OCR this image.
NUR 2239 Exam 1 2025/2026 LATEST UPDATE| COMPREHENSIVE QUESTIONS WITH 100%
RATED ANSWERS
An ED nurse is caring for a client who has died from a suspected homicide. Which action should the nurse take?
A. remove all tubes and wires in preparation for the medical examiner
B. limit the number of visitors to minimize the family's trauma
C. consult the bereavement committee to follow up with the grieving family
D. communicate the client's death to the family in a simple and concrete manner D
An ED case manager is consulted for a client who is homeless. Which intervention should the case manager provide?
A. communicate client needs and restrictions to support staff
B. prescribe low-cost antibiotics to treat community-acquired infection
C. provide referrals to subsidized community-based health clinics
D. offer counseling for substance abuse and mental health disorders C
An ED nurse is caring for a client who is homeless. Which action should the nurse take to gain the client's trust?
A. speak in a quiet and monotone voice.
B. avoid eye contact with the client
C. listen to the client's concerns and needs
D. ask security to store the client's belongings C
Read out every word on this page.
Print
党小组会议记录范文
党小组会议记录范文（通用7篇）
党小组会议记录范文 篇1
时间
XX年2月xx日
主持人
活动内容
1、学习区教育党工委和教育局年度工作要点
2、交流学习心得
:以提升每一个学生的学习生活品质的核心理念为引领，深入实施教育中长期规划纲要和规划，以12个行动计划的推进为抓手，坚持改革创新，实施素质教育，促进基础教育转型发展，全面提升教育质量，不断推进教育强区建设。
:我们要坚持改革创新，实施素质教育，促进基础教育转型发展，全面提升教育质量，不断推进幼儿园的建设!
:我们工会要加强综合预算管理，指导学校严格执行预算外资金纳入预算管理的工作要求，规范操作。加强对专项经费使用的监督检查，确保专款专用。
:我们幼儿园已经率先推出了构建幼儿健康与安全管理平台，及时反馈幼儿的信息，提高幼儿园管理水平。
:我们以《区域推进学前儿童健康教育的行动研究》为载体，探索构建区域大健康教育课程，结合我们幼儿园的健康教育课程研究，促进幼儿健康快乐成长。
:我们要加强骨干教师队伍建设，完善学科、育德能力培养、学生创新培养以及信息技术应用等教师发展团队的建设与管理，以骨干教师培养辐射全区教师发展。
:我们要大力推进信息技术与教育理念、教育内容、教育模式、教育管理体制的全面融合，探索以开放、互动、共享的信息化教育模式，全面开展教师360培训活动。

######

Beginning with the line that contains "Read out every word on this page.", repeat every line through the end of the records and nothing more.

• _Solution_:
Read out every word on this page.
Print
党小组会议记录范文
党小组会议记录范文（通用7篇）
党小组会议记录范文 篇1
时间
XX年2月xx日
主持人
活动内容
1、学习区教育党工委和教育局年度工作要点
2、交流学习心得
:以提升每一个学生的学习生活品质的核心理念为引领，深入实施教育中长期规划纲要和规划，以12个行动计划的推进为抓手，坚持改革创新，实施素质教育，促进基础教育转型发展，全面提升教育质量，不断推进教育强区建设。
:我们要坚持改革创新，实施素质教育，促进基础教育转型发展，全面提升教育质量，不断推进幼儿园的建设!
:我们工会要加强综合预算管理，指导学校严格执行预算外资金纳入预算管理的工作要求，规范操作。加强对专项经费使用的监督检查，确保专款专用。
:我们幼儿园已经率先推出了构建幼儿健康与安全管理平台，及时反馈幼儿的信息，提高幼儿园管理水平。
:我们以《区域推进学前儿童健康教育的行动研究》为载体，探索构建区域大健康教育课程，结合我们幼儿园的健康教育课程研究，促进幼儿健康快乐成长。
:我们要加强骨干教师队伍建设，完善学科、育德能力培养、学生创新培养以及信息技术应用等教师发展团队的建设与管理，以骨干教师培养辐射全区教师发展。
:我们要大力推进信息技术与教育理念、教育内容、教育模式、教育管理体制的全面融合，探索以开放、互动、共享的信息化教育模式，全面开展教师360培训活动。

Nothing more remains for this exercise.